## Task directions
Rewrite the paragraph of the court opinion below that begins "Claimant, a plumber" as a short bulleted list that keeps its main facts.

Appeal from a decision of the Workers’ Compensation Board, filed January 8, 2010, which denied the workers’ compensation carrier’s request for apportionment among claimant’s prior employers pursuant to Workers’ Compensation Law § 44.
Claimant, a plumber and pipe fitter with more than 20 years of experience, began working for Lin-Dot (hereinafter the employer) in March 2003, when he developed pains in his neck and was subsequently diagnosed with cervical stenosis. Claimant ceased working for the employer in August 2003 and, after he underwent surgery for this condition in 2004, filed a claim for workers’ compensation benefits. A claim was later estab*1414lished on his behalf for an occupational disease, and the employer’s workers’ compensation carrier sought to apportion responsibility for the claim among his prior employers (see Workers’ Compensation Law § 44). A Workers’ Compensation Law Judge denied the carrier’s request and, upon review, the Workers’ Compensation Board affirmed. The employer and carrier now appeal.

Document structure recognition data
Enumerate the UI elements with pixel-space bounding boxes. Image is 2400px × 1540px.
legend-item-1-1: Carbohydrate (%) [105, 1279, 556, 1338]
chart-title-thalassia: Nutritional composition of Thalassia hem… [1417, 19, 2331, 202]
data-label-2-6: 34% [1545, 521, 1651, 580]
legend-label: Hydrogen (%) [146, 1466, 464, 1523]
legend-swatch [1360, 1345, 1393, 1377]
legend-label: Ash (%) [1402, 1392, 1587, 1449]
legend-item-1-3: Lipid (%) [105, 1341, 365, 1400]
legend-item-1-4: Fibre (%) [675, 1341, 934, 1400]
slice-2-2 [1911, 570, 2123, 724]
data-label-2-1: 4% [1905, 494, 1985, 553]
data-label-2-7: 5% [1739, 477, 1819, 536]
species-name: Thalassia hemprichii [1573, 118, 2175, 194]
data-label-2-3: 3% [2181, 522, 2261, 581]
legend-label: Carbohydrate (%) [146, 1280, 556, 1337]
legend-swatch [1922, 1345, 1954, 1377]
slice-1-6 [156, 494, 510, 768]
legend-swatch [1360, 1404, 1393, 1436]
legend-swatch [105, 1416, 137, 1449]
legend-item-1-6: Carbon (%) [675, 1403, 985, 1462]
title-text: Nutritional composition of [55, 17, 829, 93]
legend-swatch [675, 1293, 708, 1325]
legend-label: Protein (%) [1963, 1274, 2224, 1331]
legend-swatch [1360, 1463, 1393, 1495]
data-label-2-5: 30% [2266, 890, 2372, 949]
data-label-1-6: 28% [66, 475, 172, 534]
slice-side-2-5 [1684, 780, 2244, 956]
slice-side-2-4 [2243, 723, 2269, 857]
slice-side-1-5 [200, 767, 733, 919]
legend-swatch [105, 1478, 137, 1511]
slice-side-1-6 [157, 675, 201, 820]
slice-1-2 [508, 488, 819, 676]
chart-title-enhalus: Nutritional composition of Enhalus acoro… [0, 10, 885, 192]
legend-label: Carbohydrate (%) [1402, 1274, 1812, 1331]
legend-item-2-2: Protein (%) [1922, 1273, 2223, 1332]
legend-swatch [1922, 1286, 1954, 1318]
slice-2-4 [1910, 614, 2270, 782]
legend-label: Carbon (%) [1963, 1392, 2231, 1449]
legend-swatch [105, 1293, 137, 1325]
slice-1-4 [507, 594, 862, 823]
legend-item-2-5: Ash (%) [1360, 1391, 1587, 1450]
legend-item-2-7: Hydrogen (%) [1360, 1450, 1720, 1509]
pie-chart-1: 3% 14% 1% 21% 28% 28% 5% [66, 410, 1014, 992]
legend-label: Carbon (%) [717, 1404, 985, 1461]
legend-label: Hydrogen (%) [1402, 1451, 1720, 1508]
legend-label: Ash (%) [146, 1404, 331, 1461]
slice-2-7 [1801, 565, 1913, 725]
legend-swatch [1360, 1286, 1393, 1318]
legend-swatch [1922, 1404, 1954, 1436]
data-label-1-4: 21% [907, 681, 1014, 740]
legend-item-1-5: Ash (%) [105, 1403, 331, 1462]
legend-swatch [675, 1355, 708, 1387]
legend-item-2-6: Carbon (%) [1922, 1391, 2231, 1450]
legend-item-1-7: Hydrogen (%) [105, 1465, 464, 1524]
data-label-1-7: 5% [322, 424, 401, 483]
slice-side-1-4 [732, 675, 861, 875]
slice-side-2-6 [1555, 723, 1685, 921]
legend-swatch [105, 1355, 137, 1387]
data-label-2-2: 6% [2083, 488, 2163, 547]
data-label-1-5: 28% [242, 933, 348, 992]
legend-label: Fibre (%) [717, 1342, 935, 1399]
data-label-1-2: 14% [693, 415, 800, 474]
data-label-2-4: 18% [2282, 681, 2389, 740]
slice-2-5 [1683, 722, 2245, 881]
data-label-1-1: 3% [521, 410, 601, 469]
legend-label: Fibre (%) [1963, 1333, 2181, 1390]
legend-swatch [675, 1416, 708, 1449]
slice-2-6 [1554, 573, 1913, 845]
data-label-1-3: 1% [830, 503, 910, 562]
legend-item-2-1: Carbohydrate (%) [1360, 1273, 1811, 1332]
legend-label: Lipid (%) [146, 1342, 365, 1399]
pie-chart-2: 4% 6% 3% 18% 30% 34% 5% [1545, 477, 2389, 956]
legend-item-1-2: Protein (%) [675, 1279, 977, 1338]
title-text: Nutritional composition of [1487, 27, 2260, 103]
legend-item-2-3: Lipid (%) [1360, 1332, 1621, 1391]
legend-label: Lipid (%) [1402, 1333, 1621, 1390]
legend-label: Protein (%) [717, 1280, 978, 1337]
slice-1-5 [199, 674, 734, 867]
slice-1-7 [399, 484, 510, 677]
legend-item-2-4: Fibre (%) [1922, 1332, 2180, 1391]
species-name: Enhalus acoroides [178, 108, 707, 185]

## Answer box
- Claimant, a plumber and pipe fitter with more than 20 years of experience, began working for Lin-Dot (the employer) in March 2003.
- He then developed neck pain and was diagnosed with cervical stenosis.
- He stopped working for the employer in August 2003, had surgery in 2004, and filed a workers' compensation claim.
- A claim was established for an occupational disease.
- The employer's carrier sought to apportion responsibility among his prior employers under Workers' Compensation Law § 44.
- A Workers' Compensation Law Judge denied the request, and the Workers' Compensation Board affirmed.
- The employer and carrier appealed.